* start Records for processing *
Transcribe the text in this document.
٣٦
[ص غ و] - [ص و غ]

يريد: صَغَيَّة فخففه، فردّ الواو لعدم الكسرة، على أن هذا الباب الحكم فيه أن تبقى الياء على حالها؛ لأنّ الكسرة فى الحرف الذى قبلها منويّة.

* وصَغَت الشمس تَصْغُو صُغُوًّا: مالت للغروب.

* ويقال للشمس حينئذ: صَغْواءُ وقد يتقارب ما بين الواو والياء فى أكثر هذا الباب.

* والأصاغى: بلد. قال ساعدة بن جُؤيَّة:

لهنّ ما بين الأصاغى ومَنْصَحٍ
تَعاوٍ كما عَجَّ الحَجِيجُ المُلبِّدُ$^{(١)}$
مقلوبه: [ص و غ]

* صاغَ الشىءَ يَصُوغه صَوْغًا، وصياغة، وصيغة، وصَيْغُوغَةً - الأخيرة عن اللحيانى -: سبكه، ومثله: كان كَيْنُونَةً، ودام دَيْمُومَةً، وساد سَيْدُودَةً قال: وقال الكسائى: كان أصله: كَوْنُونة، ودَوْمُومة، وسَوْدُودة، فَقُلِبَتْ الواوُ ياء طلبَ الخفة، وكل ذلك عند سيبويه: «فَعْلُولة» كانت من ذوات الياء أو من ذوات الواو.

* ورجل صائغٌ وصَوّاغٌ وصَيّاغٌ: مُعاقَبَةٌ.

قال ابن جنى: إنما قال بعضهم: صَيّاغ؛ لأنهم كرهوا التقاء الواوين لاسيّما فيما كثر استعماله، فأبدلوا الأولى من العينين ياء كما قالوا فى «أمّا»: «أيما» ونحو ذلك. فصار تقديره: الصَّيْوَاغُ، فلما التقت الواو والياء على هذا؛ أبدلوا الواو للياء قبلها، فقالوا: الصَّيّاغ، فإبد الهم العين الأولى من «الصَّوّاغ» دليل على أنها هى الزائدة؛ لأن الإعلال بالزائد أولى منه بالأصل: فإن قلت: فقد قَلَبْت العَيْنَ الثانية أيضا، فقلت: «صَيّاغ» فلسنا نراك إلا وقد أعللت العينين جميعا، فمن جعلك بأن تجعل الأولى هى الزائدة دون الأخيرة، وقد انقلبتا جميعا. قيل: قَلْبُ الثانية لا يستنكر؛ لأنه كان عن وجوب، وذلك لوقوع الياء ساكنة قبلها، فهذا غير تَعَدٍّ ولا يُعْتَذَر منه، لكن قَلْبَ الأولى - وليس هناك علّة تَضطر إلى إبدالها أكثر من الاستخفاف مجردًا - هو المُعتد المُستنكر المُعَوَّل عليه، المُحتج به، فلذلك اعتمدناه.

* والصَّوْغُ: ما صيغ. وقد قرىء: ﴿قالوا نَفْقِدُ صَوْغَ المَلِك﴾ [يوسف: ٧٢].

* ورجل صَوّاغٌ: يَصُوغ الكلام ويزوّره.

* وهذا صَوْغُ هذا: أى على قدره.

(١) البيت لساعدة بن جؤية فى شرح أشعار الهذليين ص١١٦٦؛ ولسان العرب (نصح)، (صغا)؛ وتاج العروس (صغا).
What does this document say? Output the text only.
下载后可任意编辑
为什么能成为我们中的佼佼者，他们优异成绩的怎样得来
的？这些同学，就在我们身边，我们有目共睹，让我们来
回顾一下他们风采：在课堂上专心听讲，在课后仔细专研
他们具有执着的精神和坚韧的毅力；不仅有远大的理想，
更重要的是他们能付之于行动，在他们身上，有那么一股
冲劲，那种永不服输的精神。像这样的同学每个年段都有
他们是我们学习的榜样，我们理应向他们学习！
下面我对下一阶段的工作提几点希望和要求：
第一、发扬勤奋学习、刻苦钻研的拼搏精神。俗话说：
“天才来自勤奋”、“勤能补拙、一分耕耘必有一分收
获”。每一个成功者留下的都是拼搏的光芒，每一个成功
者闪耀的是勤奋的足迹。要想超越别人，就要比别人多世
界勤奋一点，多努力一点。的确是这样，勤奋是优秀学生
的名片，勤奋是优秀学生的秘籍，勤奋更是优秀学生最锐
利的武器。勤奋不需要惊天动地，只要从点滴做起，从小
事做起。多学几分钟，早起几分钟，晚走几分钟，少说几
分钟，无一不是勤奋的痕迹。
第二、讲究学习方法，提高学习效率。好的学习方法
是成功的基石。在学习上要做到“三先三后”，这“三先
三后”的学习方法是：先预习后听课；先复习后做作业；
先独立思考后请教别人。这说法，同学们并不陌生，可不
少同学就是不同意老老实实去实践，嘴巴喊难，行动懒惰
* end Records for processing *
Stated problem
Gather each line holding the string "أكثر".

Written solution
* ويقال للشمس حينئذ: صَغْواءُ وقد يتقارب ما بين الواو والياء فى أكثر هذا الباب.
قال ابن جنى: إنما قال بعضهم: صَيّاغ؛ لأنهم كرهوا التقاء الواوين لاسيّما فيما كثر استعماله، فأبدلوا الأولى من العينين ياء كما قالوا فى «أمّا»: «أيما» ونحو ذلك. فصار تقديره: الصَّيْوَاغُ، فلما التقت الواو والياء على هذا؛ أبدلوا الواو للياء قبلها، فقالوا: الصَّيّاغ، فإبد الهم العين الأولى من «الصَّوّاغ» دليل على أنها هى الزائدة؛ لأن الإعلال بالزائد أولى منه بالأصل: فإن قلت: فقد قَلَبْت العَيْنَ الثانية أيضا، فقلت: «صَيّاغ» فلسنا نراك إلا وقد أعللت العينين جميعا، فمن جعلك بأن تجعل الأولى هى الزائدة دون الأخيرة، وقد انقلبتا جميعا. قيل: قَلْبُ الثانية لا يستنكر؛ لأنه كان عن وجوب، وذلك لوقوع الياء ساكنة قبلها، فهذا غير تَعَدٍّ ولا يُعْتَذَر منه، لكن قَلْبَ الأولى - وليس هناك علّة تَضطر إلى إبدالها أكثر من الاستخفاف مجردًا - هو المُعتد المُستنكر المُعَوَّل عليه، المُحتج به، فلذلك اعتمدناه.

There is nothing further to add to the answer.